_EXERCISE REQUIREMENTS_
Write out each entry again. Keep every word exactly as it is.
———
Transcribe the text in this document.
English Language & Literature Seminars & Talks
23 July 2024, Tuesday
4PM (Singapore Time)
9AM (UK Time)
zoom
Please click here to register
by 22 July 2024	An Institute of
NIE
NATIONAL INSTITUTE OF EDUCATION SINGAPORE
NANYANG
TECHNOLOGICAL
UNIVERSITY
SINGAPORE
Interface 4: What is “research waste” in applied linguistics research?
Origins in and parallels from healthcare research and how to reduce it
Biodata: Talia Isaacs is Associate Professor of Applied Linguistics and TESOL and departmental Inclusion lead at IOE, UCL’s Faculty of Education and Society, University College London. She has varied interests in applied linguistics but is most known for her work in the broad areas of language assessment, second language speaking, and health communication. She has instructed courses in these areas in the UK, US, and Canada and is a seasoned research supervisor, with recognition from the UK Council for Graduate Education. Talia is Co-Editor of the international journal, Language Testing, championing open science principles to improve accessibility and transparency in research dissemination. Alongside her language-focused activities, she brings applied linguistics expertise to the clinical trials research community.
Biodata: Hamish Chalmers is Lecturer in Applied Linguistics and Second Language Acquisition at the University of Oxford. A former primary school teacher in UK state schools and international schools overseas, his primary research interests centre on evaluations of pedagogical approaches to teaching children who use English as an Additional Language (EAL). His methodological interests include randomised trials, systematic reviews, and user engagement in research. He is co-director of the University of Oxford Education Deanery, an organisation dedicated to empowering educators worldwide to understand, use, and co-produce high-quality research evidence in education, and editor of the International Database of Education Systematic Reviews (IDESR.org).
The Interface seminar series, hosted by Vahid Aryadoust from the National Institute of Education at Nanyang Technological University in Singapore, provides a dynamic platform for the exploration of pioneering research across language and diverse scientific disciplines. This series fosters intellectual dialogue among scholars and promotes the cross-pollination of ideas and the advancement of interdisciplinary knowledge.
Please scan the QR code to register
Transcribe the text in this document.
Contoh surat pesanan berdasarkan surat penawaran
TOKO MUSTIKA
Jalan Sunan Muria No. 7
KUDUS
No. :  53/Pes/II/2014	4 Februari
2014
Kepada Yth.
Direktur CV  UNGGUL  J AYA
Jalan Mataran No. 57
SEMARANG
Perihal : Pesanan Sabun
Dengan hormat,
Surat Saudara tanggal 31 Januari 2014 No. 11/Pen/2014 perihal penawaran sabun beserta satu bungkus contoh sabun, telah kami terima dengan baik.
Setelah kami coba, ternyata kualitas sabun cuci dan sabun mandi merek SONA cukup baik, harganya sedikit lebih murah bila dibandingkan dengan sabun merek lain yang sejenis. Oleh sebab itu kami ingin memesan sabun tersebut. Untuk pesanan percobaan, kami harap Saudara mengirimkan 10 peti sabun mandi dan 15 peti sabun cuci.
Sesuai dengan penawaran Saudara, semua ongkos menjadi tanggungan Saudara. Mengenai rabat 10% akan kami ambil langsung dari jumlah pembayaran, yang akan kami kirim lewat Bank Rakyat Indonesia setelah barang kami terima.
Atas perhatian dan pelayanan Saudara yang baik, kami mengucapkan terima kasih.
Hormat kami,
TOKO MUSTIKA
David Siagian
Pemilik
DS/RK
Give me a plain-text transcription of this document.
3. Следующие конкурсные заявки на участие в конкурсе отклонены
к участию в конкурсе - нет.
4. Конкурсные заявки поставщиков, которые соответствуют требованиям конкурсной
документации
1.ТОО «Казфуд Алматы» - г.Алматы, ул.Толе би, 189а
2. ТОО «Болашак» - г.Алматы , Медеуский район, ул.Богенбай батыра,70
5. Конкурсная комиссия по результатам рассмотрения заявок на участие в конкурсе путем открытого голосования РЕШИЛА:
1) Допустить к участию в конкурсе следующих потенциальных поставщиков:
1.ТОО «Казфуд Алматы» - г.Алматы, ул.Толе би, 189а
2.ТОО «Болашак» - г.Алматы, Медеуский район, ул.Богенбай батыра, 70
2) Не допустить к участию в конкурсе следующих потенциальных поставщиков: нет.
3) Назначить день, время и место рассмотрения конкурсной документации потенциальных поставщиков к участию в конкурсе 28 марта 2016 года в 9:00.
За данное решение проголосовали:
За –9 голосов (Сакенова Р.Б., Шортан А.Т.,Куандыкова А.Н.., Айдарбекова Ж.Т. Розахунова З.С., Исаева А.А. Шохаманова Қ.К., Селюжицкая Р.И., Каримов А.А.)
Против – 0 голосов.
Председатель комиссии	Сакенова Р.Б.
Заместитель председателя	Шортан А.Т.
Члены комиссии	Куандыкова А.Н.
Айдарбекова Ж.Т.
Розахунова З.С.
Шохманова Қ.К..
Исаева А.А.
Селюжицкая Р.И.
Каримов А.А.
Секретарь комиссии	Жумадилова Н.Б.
———
_WRITTEN SOLUTION_
Transcribe the text in this document.
English Language & Literature Seminars & Talks
23 July 2024, Tuesday
4PM (Singapore Time)
9AM (UK Time)
zoom
Please click here to register
by 22 July 2024	An Institute of
NIE
NATIONAL INSTITUTE OF EDUCATION SINGAPORE
NANYANG
TECHNOLOGICAL
UNIVERSITY
SINGAPORE
Interface 4: What is “research waste” in applied linguistics research?
Origins in and parallels from healthcare research and how to reduce it
Biodata: Talia Isaacs is Associate Professor of Applied Linguistics and TESOL and departmental Inclusion lead at IOE, UCL’s Faculty of Education and Society, University College London. She has varied interests in applied linguistics but is most known for her work in the broad areas of language assessment, second language speaking, and health communication. She has instructed courses in these areas in the UK, US, and Canada and is a seasoned research supervisor, with recognition from the UK Council for Graduate Education. Talia is Co-Editor of the international journal, Language Testing, championing open science principles to improve accessibility and transparency in research dissemination. Alongside her language-focused activities, she brings applied linguistics expertise to the clinical trials research community.
Biodata: Hamish Chalmers is Lecturer in Applied Linguistics and Second Language Acquisition at the University of Oxford. A former primary school teacher in UK state schools and international schools overseas, his primary research interests centre on evaluations of pedagogical approaches to teaching children who use English as an Additional Language (EAL). His methodological interests include randomised trials, systematic reviews, and user engagement in research. He is co-director of the University of Oxford Education Deanery, an organisation dedicated to empowering educators worldwide to understand, use, and co-produce high-quality research evidence in education, and editor of the International Database of Education Systematic Reviews (IDESR.org).
The Interface seminar series, hosted by Vahid Aryadoust from the National Institute of Education at Nanyang Technological University in Singapore, provides a dynamic platform for the exploration of pioneering research across language and diverse scientific disciplines. This series fosters intellectual dialogue among scholars and promotes the cross-pollination of ideas and the advancement of interdisciplinary knowledge.
Please scan the QR code to register
Transcribe the text in this document.
Contoh surat pesanan berdasarkan surat penawaran
TOKO MUSTIKA
Jalan Sunan Muria No. 7
KUDUS
No. :  53/Pes/II/2014	4 Februari
2014
Kepada Yth.
Direktur CV  UNGGUL  J AYA
Jalan Mataran No. 57
SEMARANG
Perihal : Pesanan Sabun
Dengan hormat,
Surat Saudara tanggal 31 Januari 2014 No. 11/Pen/2014 perihal penawaran sabun beserta satu bungkus contoh sabun, telah kami terima dengan baik.
Setelah kami coba, ternyata kualitas sabun cuci dan sabun mandi merek SONA cukup baik, harganya sedikit lebih murah bila dibandingkan dengan sabun merek lain yang sejenis. Oleh sebab itu kami ingin memesan sabun tersebut. Untuk pesanan percobaan, kami harap Saudara mengirimkan 10 peti sabun mandi dan 15 peti sabun cuci.
Sesuai dengan penawaran Saudara, semua ongkos menjadi tanggungan Saudara. Mengenai rabat 10% akan kami ambil langsung dari jumlah pembayaran, yang akan kami kirim lewat Bank Rakyat Indonesia setelah barang kami terima.
Atas perhatian dan pelayanan Saudara yang baik, kami mengucapkan terima kasih.
Hormat kami,
TOKO MUSTIKA
David Siagian
Pemilik
DS/RK
Give me a plain-text transcription of this document.
3. Следующие конкурсные заявки на участие в конкурсе отклонены
к участию в конкурсе - нет.
4. Конкурсные заявки поставщиков, которые соответствуют требованиям конкурсной
документации
1.ТОО «Казфуд Алматы» - г.Алматы, ул.Толе би, 189а
2. ТОО «Болашак» - г.Алматы , Медеуский район, ул.Богенбай батыра,70
5. Конкурсная комиссия по результатам рассмотрения заявок на участие в конкурсе путем открытого голосования РЕШИЛА:
1) Допустить к участию в конкурсе следующих потенциальных поставщиков:
1.ТОО «Казфуд Алматы» - г.Алматы, ул.Толе би, 189а
2.ТОО «Болашак» - г.Алматы, Медеуский район, ул.Богенбай батыра, 70
2) Не допустить к участию в конкурсе следующих потенциальных поставщиков: нет.
3) Назначить день, время и место рассмотрения конкурсной документации потенциальных поставщиков к участию в конкурсе 28 марта 2016 года в 9:00.
За данное решение проголосовали:
За –9 голосов (Сакенова Р.Б., Шортан А.Т.,Куандыкова А.Н.., Айдарбекова Ж.Т. Розахунова З.С., Исаева А.А. Шохаманова Қ.К., Селюжицкая Р.И., Каримов А.А.)
Против – 0 голосов.
Председатель комиссии	Сакенова Р.Б.
Заместитель председателя	Шортан А.Т.
Члены комиссии	Куандыкова А.Н.
Айдарбекова Ж.Т.
Розахунова З.С.
Шохманова Қ.К..
Исаева А.А.
Селюжицкая Р.И.
Каримов А.А.
Секретарь комиссии	Жумадилова Н.Б.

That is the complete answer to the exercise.